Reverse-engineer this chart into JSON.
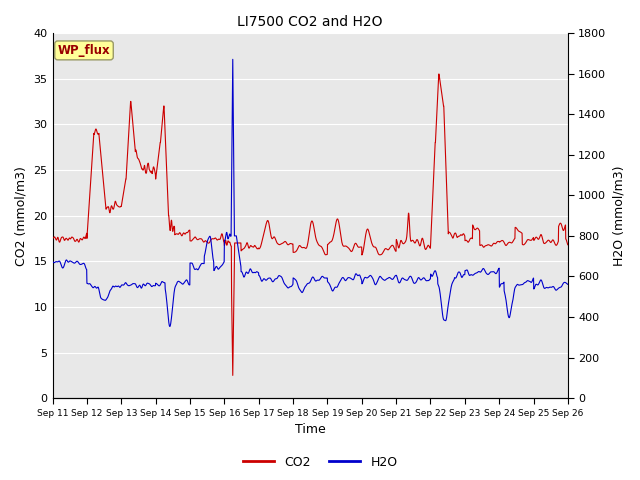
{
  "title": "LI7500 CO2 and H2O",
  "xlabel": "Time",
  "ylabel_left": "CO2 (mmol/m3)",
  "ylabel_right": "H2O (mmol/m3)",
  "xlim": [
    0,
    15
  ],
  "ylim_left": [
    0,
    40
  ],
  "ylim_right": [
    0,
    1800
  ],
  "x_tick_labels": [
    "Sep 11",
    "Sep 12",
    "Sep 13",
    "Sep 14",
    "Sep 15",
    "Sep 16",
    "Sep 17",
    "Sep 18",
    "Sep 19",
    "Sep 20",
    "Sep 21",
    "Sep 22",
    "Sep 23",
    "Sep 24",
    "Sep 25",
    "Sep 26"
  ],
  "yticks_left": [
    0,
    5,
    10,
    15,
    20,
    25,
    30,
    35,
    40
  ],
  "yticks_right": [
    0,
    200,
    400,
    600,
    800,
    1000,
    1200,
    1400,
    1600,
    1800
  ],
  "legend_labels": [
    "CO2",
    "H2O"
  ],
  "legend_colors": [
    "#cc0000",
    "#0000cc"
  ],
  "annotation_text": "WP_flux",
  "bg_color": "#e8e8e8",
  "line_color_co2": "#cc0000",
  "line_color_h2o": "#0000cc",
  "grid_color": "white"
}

• • • • •

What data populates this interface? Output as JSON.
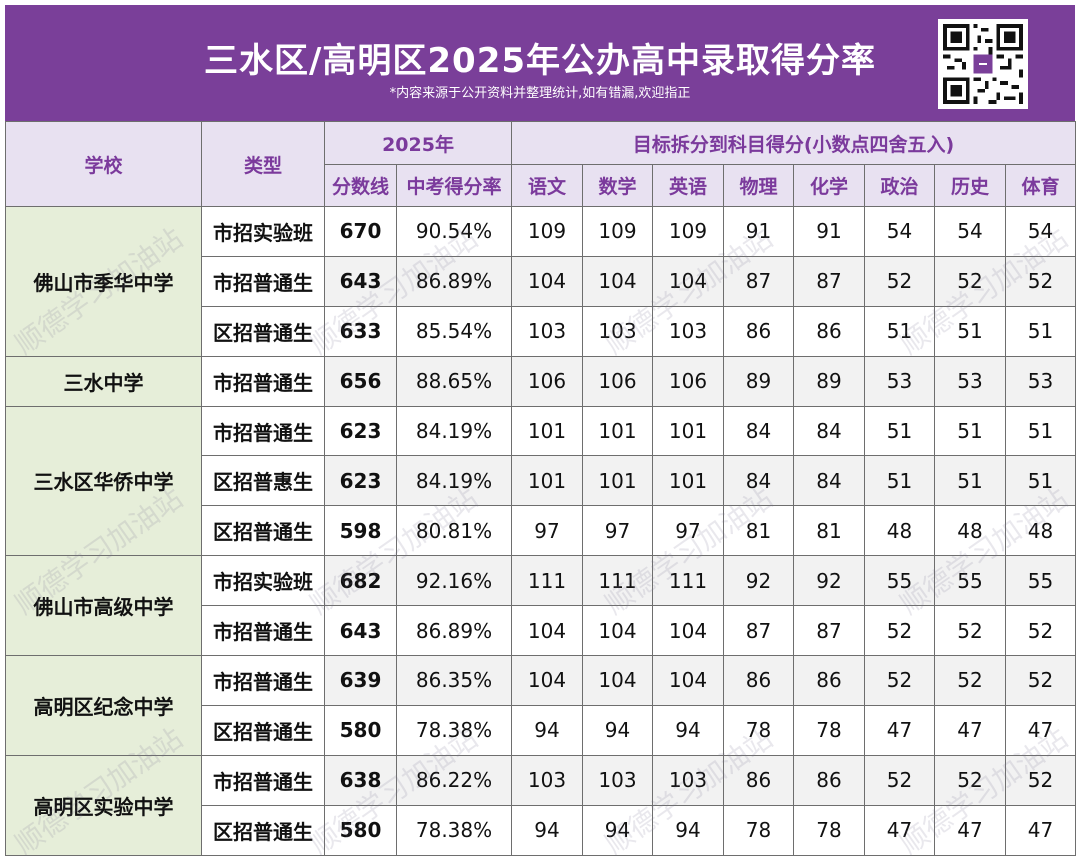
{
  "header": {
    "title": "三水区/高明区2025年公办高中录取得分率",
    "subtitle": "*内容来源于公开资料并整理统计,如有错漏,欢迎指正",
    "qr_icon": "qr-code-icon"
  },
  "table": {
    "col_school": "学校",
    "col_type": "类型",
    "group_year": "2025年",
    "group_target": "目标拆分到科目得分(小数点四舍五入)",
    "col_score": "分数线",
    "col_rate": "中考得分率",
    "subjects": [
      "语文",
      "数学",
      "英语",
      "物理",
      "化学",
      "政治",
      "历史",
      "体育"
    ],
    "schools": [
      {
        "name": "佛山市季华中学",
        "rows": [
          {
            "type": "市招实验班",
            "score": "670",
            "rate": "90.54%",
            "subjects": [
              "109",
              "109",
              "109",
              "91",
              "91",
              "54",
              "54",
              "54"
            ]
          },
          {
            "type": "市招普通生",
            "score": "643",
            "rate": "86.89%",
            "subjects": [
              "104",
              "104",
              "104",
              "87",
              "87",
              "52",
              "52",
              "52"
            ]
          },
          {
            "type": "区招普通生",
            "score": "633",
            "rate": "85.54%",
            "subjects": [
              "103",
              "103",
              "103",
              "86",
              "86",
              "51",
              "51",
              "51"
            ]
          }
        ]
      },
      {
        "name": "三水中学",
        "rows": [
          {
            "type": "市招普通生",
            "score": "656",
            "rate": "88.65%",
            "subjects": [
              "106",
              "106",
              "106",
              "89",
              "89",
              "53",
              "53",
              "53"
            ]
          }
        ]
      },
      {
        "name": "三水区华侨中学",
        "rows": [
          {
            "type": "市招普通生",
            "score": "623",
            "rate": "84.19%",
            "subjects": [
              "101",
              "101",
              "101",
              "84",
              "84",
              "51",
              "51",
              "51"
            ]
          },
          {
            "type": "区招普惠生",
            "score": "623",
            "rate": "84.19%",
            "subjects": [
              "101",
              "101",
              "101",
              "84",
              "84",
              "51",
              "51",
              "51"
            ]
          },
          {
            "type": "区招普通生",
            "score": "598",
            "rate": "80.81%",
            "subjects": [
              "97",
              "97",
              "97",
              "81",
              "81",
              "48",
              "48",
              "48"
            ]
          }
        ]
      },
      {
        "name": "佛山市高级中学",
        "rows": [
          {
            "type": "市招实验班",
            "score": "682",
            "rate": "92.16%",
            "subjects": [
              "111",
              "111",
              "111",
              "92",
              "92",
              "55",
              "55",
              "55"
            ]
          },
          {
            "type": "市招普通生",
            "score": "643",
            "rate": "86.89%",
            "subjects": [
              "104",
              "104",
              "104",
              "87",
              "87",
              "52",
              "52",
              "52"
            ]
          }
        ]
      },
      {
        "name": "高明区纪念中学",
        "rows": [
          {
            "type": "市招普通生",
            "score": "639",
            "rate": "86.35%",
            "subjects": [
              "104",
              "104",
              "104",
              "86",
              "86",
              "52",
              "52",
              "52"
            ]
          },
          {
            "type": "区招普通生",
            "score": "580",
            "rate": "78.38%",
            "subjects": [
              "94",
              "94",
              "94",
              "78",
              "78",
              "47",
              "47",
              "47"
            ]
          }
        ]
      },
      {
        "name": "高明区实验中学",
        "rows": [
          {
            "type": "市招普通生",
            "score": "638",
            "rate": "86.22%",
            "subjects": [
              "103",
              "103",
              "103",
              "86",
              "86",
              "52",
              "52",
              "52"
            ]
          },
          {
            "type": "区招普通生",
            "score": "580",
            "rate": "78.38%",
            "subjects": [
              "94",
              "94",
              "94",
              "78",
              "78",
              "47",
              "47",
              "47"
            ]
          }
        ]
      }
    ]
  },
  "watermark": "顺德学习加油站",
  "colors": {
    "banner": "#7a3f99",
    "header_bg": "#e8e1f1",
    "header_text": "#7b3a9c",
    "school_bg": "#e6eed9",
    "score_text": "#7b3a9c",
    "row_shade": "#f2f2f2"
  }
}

• • • • •

§ **EXERCISE DIRECTIONS**
From the data above, copy each line where the string "JSON" appears.

§ **REPLY**
Reverse-engineer this chart into JSON.
What data populates this interface? Output as JSON.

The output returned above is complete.